Written request »
Determine how many lines of the material hold the string "observing" and reply with only that number.
------------
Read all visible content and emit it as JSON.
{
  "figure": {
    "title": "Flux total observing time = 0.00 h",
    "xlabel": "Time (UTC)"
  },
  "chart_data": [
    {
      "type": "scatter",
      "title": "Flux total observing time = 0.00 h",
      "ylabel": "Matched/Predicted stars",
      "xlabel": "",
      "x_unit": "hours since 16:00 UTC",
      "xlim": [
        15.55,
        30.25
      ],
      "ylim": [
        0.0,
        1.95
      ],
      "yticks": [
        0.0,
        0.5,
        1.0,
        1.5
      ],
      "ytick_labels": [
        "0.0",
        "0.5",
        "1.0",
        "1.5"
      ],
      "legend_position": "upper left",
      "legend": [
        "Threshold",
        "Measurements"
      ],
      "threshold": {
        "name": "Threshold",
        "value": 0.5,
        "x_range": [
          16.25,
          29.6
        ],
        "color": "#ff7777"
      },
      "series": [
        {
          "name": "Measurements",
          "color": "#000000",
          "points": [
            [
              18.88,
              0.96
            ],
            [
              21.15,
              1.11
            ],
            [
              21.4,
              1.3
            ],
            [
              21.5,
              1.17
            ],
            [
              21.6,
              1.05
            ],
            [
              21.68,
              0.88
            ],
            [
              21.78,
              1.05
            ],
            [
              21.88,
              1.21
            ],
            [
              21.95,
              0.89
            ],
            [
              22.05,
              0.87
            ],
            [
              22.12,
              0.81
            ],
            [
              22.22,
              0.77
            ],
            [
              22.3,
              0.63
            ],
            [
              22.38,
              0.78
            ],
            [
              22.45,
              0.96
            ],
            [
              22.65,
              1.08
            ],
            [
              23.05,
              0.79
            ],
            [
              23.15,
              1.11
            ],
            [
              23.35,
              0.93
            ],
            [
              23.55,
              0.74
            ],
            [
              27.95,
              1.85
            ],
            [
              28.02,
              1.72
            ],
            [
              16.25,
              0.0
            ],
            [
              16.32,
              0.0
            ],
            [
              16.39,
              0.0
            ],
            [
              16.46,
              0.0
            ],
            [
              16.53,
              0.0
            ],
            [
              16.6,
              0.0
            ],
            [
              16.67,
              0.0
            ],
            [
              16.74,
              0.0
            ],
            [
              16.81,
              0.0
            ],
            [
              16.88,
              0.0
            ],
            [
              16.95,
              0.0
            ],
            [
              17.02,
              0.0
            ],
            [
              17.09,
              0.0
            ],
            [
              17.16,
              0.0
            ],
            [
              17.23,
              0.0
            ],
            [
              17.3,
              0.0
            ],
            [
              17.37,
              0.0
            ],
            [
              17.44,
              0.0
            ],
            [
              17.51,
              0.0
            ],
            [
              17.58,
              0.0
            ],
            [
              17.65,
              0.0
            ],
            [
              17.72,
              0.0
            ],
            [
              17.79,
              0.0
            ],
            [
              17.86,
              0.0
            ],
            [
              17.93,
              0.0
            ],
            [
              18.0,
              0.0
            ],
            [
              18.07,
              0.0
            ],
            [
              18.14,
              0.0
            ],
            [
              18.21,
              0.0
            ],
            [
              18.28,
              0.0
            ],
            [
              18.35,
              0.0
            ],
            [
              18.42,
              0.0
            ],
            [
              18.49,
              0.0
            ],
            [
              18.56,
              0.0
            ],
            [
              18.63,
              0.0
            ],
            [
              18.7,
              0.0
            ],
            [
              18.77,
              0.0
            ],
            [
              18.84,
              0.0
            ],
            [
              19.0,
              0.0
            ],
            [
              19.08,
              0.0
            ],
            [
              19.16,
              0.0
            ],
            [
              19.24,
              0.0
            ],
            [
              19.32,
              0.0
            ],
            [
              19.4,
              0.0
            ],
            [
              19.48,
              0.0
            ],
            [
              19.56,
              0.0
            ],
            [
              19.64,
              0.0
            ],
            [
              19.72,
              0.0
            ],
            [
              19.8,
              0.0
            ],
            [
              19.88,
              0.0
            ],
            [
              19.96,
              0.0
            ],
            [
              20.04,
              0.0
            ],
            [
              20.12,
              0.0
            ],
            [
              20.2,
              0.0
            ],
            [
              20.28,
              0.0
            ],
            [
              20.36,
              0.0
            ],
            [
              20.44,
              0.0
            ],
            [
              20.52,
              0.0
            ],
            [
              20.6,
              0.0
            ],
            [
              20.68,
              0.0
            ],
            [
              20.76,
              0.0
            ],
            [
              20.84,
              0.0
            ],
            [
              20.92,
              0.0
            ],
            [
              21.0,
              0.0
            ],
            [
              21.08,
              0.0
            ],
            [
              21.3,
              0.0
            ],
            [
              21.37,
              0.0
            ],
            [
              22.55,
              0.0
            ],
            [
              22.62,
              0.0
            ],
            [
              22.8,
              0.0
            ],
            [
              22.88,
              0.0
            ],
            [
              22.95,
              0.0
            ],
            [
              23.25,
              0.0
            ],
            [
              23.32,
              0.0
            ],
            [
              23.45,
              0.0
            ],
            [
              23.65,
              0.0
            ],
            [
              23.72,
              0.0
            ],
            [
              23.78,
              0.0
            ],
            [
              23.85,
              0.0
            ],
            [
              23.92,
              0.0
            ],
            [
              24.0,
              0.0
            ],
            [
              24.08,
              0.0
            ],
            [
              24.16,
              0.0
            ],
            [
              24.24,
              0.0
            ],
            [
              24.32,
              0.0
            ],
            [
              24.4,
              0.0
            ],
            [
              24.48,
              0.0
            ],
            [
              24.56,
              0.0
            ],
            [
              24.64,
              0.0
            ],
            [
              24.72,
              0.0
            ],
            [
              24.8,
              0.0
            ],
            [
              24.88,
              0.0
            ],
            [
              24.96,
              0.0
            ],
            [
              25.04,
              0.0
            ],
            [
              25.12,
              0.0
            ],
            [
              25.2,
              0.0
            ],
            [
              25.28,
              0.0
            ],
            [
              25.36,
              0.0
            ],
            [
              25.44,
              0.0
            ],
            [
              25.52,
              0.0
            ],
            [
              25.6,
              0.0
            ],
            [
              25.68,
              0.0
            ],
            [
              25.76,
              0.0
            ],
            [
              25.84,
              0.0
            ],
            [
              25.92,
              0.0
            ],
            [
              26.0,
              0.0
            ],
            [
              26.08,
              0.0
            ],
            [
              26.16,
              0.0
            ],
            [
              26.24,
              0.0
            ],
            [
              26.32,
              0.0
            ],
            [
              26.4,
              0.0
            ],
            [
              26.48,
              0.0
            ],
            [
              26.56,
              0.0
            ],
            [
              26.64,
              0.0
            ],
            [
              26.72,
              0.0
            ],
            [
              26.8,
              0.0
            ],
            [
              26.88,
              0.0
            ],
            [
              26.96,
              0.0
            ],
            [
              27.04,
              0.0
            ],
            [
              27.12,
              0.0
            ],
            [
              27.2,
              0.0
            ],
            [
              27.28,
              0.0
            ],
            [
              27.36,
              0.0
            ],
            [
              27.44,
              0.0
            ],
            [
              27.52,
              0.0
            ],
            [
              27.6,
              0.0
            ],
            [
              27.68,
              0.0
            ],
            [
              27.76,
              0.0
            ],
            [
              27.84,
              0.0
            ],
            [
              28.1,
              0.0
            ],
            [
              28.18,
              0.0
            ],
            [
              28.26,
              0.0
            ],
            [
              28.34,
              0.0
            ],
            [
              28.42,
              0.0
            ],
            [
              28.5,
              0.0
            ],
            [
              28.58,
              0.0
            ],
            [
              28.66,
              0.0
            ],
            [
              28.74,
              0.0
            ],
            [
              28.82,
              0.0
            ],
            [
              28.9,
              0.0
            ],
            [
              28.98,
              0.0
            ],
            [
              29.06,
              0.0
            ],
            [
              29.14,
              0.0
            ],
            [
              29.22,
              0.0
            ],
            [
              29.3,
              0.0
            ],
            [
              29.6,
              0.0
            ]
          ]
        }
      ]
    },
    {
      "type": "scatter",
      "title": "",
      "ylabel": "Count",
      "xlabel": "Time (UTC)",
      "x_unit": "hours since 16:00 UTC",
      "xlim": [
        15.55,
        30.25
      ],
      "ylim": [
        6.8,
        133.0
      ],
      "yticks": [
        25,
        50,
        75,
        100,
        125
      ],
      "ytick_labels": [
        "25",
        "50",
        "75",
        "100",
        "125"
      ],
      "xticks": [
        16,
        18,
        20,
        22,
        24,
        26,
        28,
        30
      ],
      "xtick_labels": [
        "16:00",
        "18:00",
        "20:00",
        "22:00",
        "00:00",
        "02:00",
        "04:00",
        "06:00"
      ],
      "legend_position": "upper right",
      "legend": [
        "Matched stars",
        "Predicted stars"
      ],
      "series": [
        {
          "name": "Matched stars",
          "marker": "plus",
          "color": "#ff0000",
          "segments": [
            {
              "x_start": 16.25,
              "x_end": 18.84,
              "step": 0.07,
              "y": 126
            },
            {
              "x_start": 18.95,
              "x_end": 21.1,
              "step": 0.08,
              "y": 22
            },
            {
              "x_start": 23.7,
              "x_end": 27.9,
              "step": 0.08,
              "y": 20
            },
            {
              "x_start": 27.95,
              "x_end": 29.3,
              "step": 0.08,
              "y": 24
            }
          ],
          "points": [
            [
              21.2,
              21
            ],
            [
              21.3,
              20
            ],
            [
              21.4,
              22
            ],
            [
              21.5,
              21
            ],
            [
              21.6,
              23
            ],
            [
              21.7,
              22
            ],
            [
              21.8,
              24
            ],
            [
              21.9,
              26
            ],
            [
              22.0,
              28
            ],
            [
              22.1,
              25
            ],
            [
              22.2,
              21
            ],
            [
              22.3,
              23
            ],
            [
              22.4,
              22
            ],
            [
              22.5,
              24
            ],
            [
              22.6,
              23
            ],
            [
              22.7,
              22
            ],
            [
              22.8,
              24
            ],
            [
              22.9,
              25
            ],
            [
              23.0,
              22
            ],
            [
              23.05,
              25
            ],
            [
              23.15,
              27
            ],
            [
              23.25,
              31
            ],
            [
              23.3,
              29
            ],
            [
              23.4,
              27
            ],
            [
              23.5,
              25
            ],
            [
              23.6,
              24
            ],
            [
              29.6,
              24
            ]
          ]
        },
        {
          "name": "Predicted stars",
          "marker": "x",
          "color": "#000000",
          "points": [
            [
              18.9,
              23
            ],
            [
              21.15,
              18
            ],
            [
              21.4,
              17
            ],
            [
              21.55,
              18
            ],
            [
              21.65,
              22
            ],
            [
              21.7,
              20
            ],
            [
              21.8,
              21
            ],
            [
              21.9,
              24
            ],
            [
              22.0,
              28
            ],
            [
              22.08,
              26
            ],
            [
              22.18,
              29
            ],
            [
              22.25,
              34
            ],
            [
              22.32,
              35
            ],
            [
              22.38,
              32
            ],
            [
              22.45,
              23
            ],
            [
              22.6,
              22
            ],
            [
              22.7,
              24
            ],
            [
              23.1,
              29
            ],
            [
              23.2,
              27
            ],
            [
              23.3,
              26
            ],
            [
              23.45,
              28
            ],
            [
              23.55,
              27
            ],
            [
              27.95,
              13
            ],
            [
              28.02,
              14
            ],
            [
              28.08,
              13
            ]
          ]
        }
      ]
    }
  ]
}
------------
Right answer »
2